* Exercise
Tally the lines containing the word "right", and report the tally alone.

* Supplied material
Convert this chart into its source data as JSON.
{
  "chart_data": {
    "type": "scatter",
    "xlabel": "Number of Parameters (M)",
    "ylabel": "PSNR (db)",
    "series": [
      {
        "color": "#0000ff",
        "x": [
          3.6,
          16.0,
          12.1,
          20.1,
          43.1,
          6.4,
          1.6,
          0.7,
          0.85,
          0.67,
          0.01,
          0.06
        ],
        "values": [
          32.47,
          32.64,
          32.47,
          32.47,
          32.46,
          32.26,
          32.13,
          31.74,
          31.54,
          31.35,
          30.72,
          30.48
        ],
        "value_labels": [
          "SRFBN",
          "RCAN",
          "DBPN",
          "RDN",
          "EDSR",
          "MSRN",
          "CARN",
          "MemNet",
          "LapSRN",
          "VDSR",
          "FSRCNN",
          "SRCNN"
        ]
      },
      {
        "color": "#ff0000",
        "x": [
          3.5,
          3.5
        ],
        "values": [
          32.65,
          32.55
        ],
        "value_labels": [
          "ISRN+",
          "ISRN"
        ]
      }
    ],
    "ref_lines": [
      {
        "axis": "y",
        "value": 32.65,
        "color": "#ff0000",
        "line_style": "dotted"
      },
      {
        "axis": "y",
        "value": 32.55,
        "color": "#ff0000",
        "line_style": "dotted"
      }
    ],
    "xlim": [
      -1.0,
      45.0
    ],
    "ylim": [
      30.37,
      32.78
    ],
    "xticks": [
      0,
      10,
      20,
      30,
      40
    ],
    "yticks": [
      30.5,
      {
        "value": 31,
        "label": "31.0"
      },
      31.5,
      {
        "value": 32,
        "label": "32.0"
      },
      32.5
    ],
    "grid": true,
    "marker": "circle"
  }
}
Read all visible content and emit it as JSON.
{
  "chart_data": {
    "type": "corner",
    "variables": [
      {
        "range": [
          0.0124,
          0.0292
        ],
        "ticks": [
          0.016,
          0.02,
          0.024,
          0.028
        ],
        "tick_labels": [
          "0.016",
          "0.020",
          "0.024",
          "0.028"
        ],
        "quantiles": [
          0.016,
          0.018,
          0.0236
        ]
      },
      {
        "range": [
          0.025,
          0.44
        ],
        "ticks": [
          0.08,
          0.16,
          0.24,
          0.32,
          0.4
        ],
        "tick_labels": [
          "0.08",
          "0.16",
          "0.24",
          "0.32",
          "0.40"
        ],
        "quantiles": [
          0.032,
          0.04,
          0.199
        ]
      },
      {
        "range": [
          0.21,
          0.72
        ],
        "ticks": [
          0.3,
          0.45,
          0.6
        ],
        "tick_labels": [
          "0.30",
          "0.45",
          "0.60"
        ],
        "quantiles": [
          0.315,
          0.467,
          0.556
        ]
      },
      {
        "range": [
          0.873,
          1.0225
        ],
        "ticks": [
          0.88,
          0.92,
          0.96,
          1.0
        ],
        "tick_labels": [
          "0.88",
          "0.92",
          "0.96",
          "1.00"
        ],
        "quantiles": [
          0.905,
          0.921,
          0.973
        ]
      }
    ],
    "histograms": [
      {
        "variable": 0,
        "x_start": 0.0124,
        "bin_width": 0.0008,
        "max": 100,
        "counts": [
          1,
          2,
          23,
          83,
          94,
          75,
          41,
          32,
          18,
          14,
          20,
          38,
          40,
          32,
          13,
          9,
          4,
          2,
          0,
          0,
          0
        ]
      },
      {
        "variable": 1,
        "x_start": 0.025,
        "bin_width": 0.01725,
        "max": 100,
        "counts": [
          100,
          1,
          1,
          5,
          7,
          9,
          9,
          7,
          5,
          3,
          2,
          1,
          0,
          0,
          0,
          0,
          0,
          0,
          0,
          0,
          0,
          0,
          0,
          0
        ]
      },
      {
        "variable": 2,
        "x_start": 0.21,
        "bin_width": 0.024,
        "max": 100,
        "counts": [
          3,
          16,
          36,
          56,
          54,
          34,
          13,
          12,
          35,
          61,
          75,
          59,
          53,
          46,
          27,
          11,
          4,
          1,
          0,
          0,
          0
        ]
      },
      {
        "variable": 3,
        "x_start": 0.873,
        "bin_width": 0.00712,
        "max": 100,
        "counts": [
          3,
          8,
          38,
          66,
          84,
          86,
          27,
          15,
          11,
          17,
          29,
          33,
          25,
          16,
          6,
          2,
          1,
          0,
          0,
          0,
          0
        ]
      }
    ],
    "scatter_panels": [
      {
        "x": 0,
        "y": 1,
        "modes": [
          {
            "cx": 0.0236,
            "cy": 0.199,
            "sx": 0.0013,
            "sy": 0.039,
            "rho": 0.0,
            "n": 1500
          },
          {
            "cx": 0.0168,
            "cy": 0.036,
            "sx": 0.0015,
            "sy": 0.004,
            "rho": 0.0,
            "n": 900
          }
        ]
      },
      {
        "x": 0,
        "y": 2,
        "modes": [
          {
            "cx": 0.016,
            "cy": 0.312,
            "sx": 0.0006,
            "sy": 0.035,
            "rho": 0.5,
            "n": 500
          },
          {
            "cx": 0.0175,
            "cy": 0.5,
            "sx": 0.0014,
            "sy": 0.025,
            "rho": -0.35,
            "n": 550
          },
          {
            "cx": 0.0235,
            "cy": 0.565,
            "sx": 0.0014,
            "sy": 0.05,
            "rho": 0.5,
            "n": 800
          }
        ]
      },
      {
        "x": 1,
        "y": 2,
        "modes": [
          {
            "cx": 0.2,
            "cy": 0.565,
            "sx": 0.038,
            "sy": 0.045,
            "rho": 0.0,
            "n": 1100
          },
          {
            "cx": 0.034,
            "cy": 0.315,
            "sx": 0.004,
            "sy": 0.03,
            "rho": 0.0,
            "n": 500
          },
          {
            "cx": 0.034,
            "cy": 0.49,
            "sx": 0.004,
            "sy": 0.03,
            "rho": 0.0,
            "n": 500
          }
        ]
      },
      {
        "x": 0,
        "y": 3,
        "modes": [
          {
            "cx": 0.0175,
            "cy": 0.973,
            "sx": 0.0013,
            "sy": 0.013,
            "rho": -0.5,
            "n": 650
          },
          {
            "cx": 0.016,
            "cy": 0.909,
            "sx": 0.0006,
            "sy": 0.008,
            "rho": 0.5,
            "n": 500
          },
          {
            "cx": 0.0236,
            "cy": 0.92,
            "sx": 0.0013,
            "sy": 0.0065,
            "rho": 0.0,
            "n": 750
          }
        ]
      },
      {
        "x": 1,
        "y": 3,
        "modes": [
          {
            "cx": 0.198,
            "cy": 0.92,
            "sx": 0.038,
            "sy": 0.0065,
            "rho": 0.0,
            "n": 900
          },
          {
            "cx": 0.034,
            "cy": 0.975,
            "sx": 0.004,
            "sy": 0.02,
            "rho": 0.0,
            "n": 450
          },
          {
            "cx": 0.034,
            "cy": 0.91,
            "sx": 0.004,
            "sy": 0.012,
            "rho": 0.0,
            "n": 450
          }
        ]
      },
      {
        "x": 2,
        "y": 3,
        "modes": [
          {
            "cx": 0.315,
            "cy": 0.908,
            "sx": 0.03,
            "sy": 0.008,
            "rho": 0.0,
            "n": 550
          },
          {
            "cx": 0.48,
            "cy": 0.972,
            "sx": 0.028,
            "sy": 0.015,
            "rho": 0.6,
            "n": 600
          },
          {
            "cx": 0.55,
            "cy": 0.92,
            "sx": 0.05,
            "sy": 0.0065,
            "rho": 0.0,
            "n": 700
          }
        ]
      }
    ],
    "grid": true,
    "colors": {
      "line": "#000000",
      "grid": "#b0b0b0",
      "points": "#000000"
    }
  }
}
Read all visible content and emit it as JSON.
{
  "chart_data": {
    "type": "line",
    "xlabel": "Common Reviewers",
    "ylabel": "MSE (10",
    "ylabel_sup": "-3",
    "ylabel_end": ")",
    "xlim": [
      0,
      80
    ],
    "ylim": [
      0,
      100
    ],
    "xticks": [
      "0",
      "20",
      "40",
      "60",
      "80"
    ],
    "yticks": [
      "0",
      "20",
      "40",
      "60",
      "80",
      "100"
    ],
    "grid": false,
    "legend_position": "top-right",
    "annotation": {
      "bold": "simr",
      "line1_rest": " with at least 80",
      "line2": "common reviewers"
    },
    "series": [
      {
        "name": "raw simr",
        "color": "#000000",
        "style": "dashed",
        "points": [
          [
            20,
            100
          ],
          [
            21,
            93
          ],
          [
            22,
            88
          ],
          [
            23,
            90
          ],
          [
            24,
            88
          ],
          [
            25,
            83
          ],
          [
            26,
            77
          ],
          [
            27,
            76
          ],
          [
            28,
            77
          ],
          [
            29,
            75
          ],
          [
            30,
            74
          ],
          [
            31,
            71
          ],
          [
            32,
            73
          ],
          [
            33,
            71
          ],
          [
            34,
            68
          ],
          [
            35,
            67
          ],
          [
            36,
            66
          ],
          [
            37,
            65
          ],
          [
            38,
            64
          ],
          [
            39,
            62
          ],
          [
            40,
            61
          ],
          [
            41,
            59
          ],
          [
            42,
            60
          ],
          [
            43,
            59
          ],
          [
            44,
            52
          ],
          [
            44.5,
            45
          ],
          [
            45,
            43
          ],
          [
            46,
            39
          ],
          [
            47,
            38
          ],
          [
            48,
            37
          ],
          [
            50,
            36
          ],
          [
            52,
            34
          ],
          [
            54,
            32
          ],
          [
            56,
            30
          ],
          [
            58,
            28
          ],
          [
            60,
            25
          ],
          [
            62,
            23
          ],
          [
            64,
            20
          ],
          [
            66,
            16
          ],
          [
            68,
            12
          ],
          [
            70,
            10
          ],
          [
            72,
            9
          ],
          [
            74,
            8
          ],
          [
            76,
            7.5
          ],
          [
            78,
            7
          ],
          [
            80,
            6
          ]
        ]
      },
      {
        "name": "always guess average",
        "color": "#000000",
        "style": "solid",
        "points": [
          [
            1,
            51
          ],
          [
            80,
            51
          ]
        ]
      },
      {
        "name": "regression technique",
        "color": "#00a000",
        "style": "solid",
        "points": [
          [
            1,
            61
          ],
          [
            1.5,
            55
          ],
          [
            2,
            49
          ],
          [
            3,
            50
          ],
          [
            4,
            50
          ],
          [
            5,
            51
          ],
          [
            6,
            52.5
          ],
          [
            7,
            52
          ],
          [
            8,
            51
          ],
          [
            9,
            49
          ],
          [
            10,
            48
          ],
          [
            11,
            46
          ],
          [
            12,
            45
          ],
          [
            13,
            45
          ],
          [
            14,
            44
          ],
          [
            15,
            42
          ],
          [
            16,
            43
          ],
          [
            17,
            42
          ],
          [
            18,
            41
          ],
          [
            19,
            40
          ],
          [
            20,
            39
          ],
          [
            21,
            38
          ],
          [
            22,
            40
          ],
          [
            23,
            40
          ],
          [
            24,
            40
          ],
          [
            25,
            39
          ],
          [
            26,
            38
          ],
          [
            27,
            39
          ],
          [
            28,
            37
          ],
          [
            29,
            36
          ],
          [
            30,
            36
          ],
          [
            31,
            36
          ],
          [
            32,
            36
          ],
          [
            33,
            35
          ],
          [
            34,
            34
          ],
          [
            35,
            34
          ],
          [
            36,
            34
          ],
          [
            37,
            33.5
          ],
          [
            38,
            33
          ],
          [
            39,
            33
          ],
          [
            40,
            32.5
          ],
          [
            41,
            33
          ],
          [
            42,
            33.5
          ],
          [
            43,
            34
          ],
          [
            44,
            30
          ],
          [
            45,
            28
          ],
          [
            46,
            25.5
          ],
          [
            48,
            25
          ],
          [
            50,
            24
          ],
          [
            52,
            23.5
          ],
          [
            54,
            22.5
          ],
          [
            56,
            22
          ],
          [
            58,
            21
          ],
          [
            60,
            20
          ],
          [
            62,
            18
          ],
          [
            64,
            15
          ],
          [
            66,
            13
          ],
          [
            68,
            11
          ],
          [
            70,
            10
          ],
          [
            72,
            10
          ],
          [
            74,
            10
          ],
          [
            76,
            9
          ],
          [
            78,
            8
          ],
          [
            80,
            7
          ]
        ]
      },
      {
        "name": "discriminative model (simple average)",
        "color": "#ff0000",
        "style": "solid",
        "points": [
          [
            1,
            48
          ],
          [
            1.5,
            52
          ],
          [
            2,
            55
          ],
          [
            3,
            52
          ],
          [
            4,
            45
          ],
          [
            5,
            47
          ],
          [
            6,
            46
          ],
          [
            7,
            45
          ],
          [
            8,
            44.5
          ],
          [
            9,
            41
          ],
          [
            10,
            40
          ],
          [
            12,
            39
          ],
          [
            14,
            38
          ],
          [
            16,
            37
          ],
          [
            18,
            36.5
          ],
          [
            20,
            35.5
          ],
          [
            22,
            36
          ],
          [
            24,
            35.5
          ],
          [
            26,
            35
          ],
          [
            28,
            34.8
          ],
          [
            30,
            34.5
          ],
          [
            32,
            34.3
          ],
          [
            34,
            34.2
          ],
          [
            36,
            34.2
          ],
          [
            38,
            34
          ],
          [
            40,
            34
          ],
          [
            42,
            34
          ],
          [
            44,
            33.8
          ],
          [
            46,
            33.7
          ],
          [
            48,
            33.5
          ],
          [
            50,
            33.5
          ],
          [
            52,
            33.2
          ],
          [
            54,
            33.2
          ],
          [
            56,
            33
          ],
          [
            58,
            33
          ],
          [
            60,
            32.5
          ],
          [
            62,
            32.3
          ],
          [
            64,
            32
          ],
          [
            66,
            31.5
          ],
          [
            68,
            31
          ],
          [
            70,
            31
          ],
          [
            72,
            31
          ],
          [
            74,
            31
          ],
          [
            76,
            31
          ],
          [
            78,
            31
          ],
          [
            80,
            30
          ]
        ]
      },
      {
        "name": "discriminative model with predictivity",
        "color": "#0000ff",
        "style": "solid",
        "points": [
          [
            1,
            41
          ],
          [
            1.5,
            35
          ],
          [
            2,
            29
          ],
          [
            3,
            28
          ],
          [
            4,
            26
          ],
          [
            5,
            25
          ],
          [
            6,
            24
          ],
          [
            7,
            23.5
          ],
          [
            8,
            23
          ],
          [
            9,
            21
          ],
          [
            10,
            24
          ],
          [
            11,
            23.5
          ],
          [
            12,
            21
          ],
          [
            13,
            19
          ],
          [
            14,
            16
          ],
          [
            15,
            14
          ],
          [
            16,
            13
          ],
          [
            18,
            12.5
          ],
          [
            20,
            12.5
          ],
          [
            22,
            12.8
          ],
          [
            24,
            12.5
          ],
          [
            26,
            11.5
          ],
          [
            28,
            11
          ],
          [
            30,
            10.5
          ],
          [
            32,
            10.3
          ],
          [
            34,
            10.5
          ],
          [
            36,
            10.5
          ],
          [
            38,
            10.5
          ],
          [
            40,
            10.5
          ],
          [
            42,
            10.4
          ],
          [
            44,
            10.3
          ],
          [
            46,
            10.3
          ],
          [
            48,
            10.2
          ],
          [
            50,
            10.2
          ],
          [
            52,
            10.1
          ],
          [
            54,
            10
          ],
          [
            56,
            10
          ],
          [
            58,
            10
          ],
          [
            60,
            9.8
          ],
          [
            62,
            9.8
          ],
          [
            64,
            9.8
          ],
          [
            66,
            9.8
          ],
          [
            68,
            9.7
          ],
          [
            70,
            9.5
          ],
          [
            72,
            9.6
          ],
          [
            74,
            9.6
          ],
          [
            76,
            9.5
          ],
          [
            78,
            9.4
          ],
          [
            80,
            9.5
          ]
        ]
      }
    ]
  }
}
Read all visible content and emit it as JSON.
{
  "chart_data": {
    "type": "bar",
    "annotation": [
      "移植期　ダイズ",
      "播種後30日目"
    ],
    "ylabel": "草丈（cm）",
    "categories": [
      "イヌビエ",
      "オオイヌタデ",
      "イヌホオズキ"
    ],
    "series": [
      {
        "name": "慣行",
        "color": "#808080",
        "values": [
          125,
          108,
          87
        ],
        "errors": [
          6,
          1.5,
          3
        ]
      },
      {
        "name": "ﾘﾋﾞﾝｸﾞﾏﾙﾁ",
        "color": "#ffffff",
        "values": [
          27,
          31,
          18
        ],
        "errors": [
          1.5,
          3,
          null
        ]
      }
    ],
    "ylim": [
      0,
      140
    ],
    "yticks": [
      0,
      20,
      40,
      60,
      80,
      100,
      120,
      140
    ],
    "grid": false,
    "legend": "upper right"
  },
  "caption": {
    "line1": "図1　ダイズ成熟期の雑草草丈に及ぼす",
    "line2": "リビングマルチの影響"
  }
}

* Output of the exercise
2